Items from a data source
*****
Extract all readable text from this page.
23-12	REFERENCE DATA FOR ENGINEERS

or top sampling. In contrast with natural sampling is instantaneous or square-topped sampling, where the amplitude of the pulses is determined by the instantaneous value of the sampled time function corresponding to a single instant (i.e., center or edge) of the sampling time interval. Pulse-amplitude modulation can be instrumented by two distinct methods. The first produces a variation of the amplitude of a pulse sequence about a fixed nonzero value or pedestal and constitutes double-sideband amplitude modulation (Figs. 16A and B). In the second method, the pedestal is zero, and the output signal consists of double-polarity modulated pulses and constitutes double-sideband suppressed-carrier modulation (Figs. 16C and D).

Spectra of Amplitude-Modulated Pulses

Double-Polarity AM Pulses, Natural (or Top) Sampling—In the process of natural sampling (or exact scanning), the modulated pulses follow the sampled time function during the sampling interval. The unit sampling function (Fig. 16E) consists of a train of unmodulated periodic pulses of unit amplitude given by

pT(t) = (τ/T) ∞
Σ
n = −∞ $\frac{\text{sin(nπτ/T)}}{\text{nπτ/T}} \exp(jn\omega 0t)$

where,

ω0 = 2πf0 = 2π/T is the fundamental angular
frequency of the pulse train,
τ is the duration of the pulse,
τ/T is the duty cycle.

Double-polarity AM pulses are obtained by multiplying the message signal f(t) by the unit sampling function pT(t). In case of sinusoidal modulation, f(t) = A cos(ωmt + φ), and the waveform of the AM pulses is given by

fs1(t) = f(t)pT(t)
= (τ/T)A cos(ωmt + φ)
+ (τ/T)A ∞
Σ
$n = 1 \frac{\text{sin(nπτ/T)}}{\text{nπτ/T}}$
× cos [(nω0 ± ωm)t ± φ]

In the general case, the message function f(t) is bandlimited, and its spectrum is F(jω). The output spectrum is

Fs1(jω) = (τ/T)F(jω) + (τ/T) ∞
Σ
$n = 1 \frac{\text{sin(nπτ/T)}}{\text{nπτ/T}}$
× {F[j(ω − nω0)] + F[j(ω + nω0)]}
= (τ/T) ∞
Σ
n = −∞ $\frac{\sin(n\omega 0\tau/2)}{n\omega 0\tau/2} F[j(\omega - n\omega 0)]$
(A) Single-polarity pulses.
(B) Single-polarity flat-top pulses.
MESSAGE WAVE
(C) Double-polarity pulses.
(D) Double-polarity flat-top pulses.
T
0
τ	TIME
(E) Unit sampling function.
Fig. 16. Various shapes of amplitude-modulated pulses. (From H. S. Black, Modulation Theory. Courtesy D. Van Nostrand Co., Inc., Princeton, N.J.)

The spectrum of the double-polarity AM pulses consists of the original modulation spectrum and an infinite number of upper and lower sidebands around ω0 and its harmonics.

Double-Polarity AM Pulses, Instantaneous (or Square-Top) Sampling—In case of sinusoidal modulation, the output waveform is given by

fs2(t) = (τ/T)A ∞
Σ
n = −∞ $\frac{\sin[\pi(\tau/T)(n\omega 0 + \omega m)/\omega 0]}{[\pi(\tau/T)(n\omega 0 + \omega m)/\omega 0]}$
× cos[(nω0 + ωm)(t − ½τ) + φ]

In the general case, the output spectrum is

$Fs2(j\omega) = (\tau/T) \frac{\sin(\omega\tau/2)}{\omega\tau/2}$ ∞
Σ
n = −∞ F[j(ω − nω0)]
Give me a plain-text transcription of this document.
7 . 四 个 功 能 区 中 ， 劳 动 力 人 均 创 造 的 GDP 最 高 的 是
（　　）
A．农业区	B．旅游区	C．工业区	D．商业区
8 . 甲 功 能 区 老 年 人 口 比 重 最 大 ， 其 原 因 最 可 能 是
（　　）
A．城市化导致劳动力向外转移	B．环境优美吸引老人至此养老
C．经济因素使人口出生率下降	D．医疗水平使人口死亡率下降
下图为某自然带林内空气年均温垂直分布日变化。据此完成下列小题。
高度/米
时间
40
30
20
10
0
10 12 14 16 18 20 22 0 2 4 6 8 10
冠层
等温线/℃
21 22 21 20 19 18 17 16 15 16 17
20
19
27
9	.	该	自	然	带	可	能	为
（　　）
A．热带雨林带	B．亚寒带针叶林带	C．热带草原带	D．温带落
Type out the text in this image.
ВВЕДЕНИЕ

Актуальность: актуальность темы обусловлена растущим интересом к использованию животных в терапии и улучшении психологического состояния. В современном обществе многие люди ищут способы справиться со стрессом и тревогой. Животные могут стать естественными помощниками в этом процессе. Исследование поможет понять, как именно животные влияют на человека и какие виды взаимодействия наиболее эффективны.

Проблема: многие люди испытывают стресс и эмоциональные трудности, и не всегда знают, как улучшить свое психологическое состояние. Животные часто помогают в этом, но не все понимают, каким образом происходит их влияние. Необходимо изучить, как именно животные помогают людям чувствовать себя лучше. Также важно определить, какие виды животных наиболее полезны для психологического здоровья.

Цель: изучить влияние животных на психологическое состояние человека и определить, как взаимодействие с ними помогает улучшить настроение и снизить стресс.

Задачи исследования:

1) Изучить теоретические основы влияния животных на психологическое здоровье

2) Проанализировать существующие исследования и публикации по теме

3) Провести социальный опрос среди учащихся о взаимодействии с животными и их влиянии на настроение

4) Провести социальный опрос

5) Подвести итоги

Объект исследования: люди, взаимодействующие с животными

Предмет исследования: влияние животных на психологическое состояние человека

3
*****
YOUR GOAL:
Scan the material for lines with the word "general", and copy each line you find.

COMPLETE ANSWER:
In the general case, the message function f(t) is bandlimited, and its spectrum is F(jω). The output spectrum is
In the general case, the output spectrum is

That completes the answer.